# TEXT FOR ANALYSIS:
Trump threatened in a tweet Jan. 4 to attack 52 sites in Iran if Iran retaliated for Soleimani.The 52 sites, Trump said, represented “the 52 American hostages taken by Iran many years ago.”

Trump made another reference in a Jan. 8 speech at the White House. “For far too long — all the way back to 1979, to be exact — nations have tolerated Iran’s destructive and destabilizing behavior in the Middle East and beyond.Those days are over.”

Actually, 66 Americans were taken hostage. Thirteen were released a few weeks later; another after 250 days. There were 52 hostages, including Lewis, in captivity for 444 days.

Today, Lewis is 63, the father of two grown sons. Lewis and his wife, Kristi, and sons all work in his wealth management firm in Champaign and live in Sidney.

I asked Lewis what he thought about Trump’s “52 sites” threat. “That was 40 years ago. I really didn’t see the connection, but it didn’t bother me. It sort of ran off my back,” he said.

He appreciated Trump remembering the Iran hostages and said overall Trump was handling this right. “I’m pretty impressed up to now.”

In 2014 I interviewed Lewis for a column about how the hostages were pushing for restitution. The deal between Iran and the U.S. releasing the captives, called the Algiers Accords, prevented the hostages from taking legal actions to pursue compensation from Iran.

To make a long, complicated story short, in 2015, the hostages were promised compensation through the Justice for United States Victims of State Sponsored Terrorism Act. That act said each Iran hostage was entitled to $10,000 a day. That’s $4.4 million for the entire 444 days.

The money was to come from “forfeiture proceeds, penalties and fines … from civil and criminal matters involving prohibited transactions with state sponsors of terrorism.”

[Page segmentation data]

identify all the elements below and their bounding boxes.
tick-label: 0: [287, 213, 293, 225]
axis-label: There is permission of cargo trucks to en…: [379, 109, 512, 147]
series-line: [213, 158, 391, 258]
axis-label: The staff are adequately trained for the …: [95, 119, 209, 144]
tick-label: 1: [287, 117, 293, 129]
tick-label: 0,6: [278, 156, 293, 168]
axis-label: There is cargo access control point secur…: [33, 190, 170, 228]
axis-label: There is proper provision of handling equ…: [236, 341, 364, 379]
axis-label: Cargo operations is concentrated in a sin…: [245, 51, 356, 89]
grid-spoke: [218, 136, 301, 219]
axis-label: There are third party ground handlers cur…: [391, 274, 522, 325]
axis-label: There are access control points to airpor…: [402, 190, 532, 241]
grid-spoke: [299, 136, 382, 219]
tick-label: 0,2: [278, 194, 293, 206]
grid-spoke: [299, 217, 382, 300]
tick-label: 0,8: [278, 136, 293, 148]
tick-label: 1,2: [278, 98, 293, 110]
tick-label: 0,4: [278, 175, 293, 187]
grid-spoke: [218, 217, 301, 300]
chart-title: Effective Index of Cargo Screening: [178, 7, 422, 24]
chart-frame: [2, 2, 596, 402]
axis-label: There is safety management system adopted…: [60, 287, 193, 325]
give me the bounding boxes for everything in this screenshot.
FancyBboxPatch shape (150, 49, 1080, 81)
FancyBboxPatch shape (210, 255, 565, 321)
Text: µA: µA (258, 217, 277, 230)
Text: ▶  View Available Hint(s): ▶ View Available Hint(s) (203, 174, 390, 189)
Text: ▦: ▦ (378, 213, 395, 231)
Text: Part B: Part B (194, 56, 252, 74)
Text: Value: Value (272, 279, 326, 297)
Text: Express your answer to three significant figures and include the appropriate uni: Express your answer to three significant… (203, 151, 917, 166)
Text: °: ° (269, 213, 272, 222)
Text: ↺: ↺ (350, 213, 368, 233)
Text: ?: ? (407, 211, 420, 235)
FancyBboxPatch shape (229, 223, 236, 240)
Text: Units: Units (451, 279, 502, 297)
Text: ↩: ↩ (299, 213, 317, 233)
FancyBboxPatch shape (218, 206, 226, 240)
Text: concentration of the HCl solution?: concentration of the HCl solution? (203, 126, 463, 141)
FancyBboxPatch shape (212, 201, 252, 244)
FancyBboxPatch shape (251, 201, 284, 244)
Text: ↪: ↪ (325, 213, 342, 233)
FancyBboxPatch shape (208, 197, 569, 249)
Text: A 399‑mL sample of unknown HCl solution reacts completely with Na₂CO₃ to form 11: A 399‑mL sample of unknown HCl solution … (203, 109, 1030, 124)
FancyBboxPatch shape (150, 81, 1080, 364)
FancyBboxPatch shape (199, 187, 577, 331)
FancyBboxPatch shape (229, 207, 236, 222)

# EXERCISE GOAL:
Write the next few paragraphs of the column about the Iran hostages and their compensation, picking up after its last sentence. The material comes from a separate source that has no connection to the text.

# ANSWER TO THIS TASK:
In a further twist, the relatives of the 9/11 victims were entitled to compensation from the same fund. Since the fund has limited cash, paying the Iran hostages the promised compensation is difficult.

Lewis said he has received payments totaling $700,000. He told me he does not want to take any taxpayer money, so for him, the solution is not Congress using taxpayer dollars to replenish the fund. His military service has never been about the money.

“I was a U.S. Marine and I knew when I enlisted I was going to get paid 189 bucks a month. When I got out as a sergeant with over five years service, I had broken a $600-a-month mark. Well, I didn’t do it for the money. I did it because I felt a sense of obligation.”

Sen. Patrick Leahy, D-Vt., who has been working across the aisle on behalf of the Iran hostages and other terrorism victims, told me in an email, “It’s shameful” that the hostages “have not received the compensation they were promised.”

Leahy said Trump should work with Congress to solve this. Said Leahy, “The status quo is not acceptable.”